* [TASK TO COMPLETE] Type out the complete listing below word for word, without its pictures.

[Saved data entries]
______________________________
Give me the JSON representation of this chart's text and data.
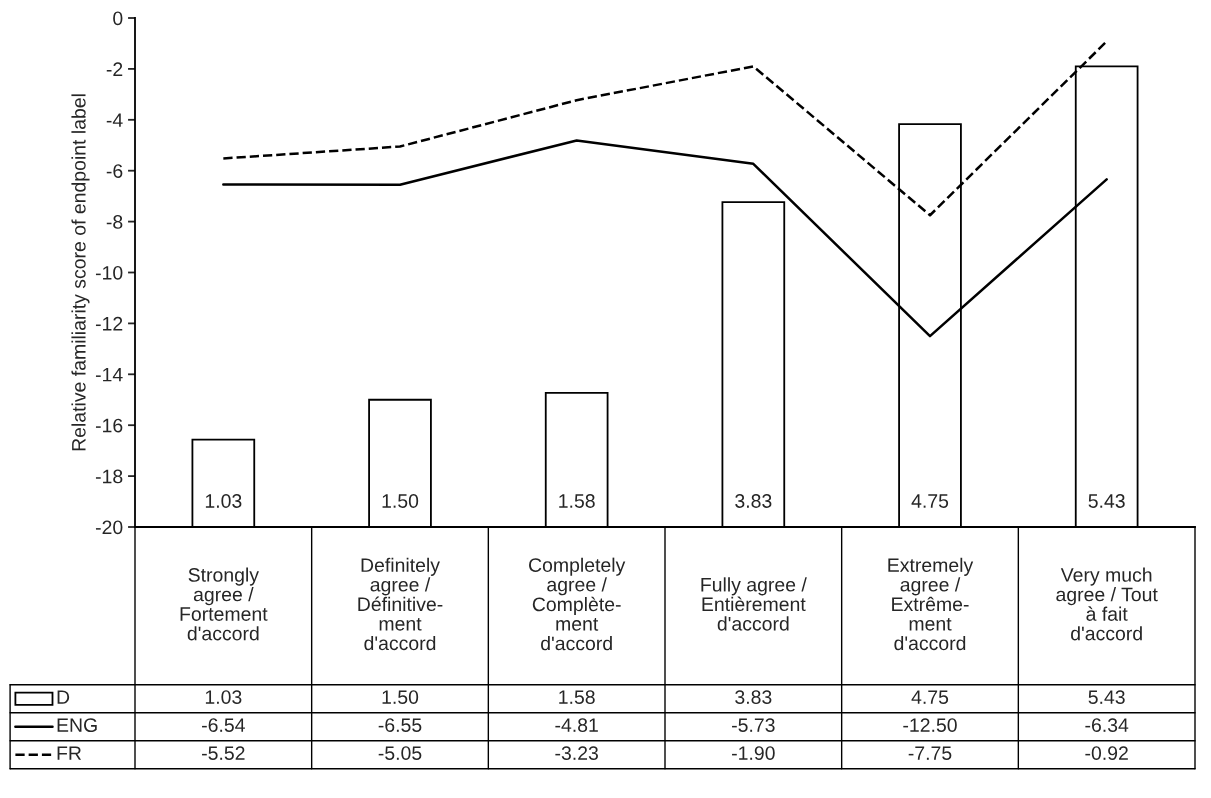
{
  "chart_data": {
    "type": "line",
    "ylabel": "Relative familiarity score of endpoint label",
    "categories": [
      "Strongly\nagree /\nFortement\nd'accord",
      "Definitely\nagree /\nDéfinitive-\nment\nd'accord",
      "Completely\nagree /\nComplète-\nment\nd'accord",
      "Fully agree /\nEntièrement\nd'accord",
      "Extremely\nagree /\nExtrême-\nment\nd'accord",
      "Very much\nagree / Tout\nà fait\nd'accord"
    ],
    "series": [
      {
        "name": "D",
        "type": "bar",
        "axis": "y2",
        "color": "#ffffff",
        "values": [
          1.03,
          1.5,
          1.58,
          3.83,
          4.75,
          5.43
        ],
        "value_labels": [
          "1.03",
          "1.50",
          "1.58",
          "3.83",
          "4.75",
          "5.43"
        ]
      },
      {
        "name": "ENG",
        "color": "#000000",
        "line_style": "solid",
        "values": [
          -6.54,
          -6.55,
          -4.81,
          -5.73,
          -12.5,
          -6.34
        ],
        "value_labels": [
          "-6.54",
          "-6.55",
          "-4.81",
          "-5.73",
          "-12.50",
          "-6.34"
        ]
      },
      {
        "name": "FR",
        "color": "#000000",
        "line_style": "dashed",
        "values": [
          -5.52,
          -5.05,
          -3.23,
          -1.9,
          -7.75,
          -0.92
        ],
        "value_labels": [
          "-5.52",
          "-5.05",
          "-3.23",
          "-1.90",
          "-7.75",
          "-0.92"
        ]
      }
    ],
    "ylim": [
      -20,
      0
    ],
    "yticks": [
      -20,
      -18,
      -16,
      -14,
      -12,
      -10,
      -8,
      -6,
      -4,
      -2,
      0
    ],
    "y2lim": [
      0,
      6
    ],
    "legend": "bottom",
    "grid": false
  }
}
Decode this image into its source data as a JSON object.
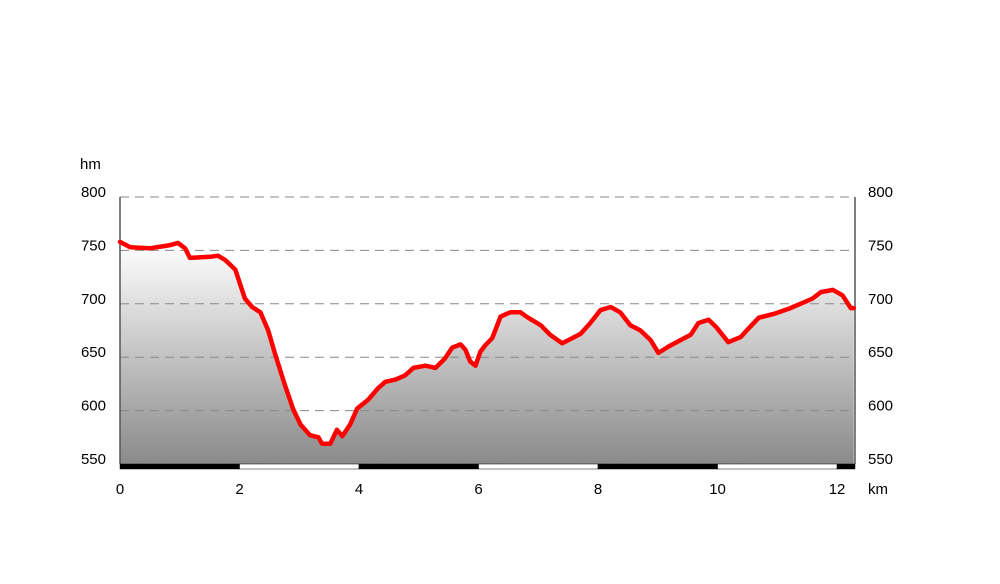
{
  "chart_data": {
    "type": "area",
    "y_label": "hm",
    "x_label": "km",
    "x": [
      0,
      0.17,
      0.5,
      0.84,
      0.97,
      1.09,
      1.17,
      1.51,
      1.64,
      1.76,
      1.93,
      2.09,
      2.21,
      2.35,
      2.48,
      2.6,
      2.76,
      2.9,
      3.02,
      3.18,
      3.32,
      3.38,
      3.52,
      3.63,
      3.72,
      3.85,
      3.97,
      4.15,
      4.32,
      4.44,
      4.61,
      4.77,
      4.91,
      5.11,
      5.28,
      5.44,
      5.56,
      5.7,
      5.78,
      5.86,
      5.95,
      6.03,
      6.11,
      6.23,
      6.37,
      6.53,
      6.7,
      6.83,
      7.04,
      7.2,
      7.4,
      7.54,
      7.71,
      7.87,
      8.04,
      8.21,
      8.37,
      8.54,
      8.71,
      8.88,
      9.01,
      9.18,
      9.38,
      9.55,
      9.68,
      9.85,
      9.98,
      10.18,
      10.39,
      10.52,
      10.69,
      10.97,
      11.22,
      11.47,
      11.59,
      11.73,
      11.93,
      12.09,
      12.23,
      12.28
    ],
    "series": [
      {
        "color": "#ff0000",
        "values": [
          758,
          753,
          752,
          755,
          757,
          752,
          743,
          744,
          745,
          741,
          732,
          705,
          697,
          692,
          675,
          652,
          624,
          601,
          587,
          577,
          575,
          569,
          569,
          582,
          576,
          587,
          602,
          610,
          621,
          627,
          629,
          633,
          640,
          642,
          640,
          649,
          659,
          662,
          657,
          646,
          642,
          655,
          661,
          668,
          688,
          692,
          692,
          687,
          680,
          671,
          663,
          667,
          672,
          682,
          694,
          697,
          692,
          680,
          675,
          666,
          654,
          660,
          666,
          671,
          682,
          685,
          678,
          664,
          669,
          677,
          687,
          691,
          696,
          702,
          705,
          711,
          713,
          708,
          696,
          696
        ]
      }
    ],
    "xlim": [
      0,
      12.3
    ],
    "xticks": [
      0,
      2,
      4,
      6,
      8,
      10,
      12
    ],
    "ylim": [
      550,
      800
    ],
    "yticks": [
      550,
      600,
      650,
      700,
      750,
      800
    ],
    "y2lim": [
      550,
      800
    ],
    "y2ticks": [
      550,
      600,
      650,
      700,
      750,
      800
    ],
    "grid": true
  }
}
______________________________
* [FULL OUTPUT]
Give me the JSON representation of this chart's text and data.
{
  "chart_data": {
    "type": "line",
    "ylabel": "Relative familiarity score of endpoint label",
    "categories": [
      "Strongly\nagree /\nFortement\nd'accord",
      "Definitely\nagree /\nDéfinitive-\nment\nd'accord",
      "Completely\nagree /\nComplète-\nment\nd'accord",
      "Fully agree /\nEntièrement\nd'accord",
      "Extremely\nagree /\nExtrême-\nment\nd'accord",
      "Very much\nagree / Tout\nà fait\nd'accord"
    ],
    "series": [
      {
        "name": "D",
        "type": "bar",
        "axis": "y2",
        "color": "#ffffff",
        "values": [
          1.03,
          1.5,
          1.58,
          3.83,
          4.75,
          5.43
        ],
        "value_labels": [
          "1.03",
          "1.50",
          "1.58",
          "3.83",
          "4.75",
          "5.43"
        ]
      },
      {
        "name": "ENG",
        "color": "#000000",
        "line_style": "solid",
        "values": [
          -6.54,
          -6.55,
          -4.81,
          -5.73,
          -12.5,
          -6.34
        ],
        "value_labels": [
          "-6.54",
          "-6.55",
          "-4.81",
          "-5.73",
          "-12.50",
          "-6.34"
        ]
      },
      {
        "name": "FR",
        "color": "#000000",
        "line_style": "dashed",
        "values": [
          -5.52,
          -5.05,
          -3.23,
          -1.9,
          -7.75,
          -0.92
        ],
        "value_labels": [
          "-5.52",
          "-5.05",
          "-3.23",
          "-1.90",
          "-7.75",
          "-0.92"
        ]
      }
    ],
    "ylim": [
      -20,
      0
    ],
    "yticks": [
      -20,
      -18,
      -16,
      -14,
      -12,
      -10,
      -8,
      -6,
      -4,
      -2,
      0
    ],
    "y2lim": [
      0,
      6
    ],
    "legend": "bottom",
    "grid": false
  }
}
Decode this image into its source data as a JSON object.
{
  "chart_data": {
    "type": "area",
    "y_label": "hm",
    "x_label": "km",
    "x": [
      0,
      0.17,
      0.5,
      0.84,
      0.97,
      1.09,
      1.17,
      1.51,
      1.64,
      1.76,
      1.93,
      2.09,
      2.21,
      2.35,
      2.48,
      2.6,
      2.76,
      2.9,
      3.02,
      3.18,
      3.32,
      3.38,
      3.52,
      3.63,
      3.72,
      3.85,
      3.97,
      4.15,
      4.32,
      4.44,
      4.61,
      4.77,
      4.91,
      5.11,
      5.28,
      5.44,
      5.56,
      5.7,
      5.78,
      5.86,
      5.95,
      6.03,
      6.11,
      6.23,
      6.37,
      6.53,
      6.7,
      6.83,
      7.04,
      7.2,
      7.4,
      7.54,
      7.71,
      7.87,
      8.04,
      8.21,
      8.37,
      8.54,
      8.71,
      8.88,
      9.01,
      9.18,
      9.38,
      9.55,
      9.68,
      9.85,
      9.98,
      10.18,
      10.39,
      10.52,
      10.69,
      10.97,
      11.22,
      11.47,
      11.59,
      11.73,
      11.93,
      12.09,
      12.23,
      12.28
    ],
    "series": [
      {
        "color": "#ff0000",
        "values": [
          758,
          753,
          752,
          755,
          757,
          752,
          743,
          744,
          745,
          741,
          732,
          705,
          697,
          692,
          675,
          652,
          624,
          601,
          587,
          577,
          575,
          569,
          569,
          582,
          576,
          587,
          602,
          610,
          621,
          627,
          629,
          633,
          640,
          642,
          640,
          649,
          659,
          662,
          657,
          646,
          642,
          655,
          661,
          668,
          688,
          692,
          692,
          687,
          680,
          671,
          663,
          667,
          672,
          682,
          694,
          697,
          692,
          680,
          675,
          666,
          654,
          660,
          666,
          671,
          682,
          685,
          678,
          664,
          669,
          677,
          687,
          691,
          696,
          702,
          705,
          711,
          713,
          708,
          696,
          696
        ]
      }
    ],
    "xlim": [
      0,
      12.3
    ],
    "xticks": [
      0,
      2,
      4,
      6,
      8,
      10,
      12
    ],
    "ylim": [
      550,
      800
    ],
    "yticks": [
      550,
      600,
      650,
      700,
      750,
      800
    ],
    "y2lim": [
      550,
      800
    ],
    "y2ticks": [
      550,
      600,
      650,
      700,
      750,
      800
    ],
    "grid": true
  }
}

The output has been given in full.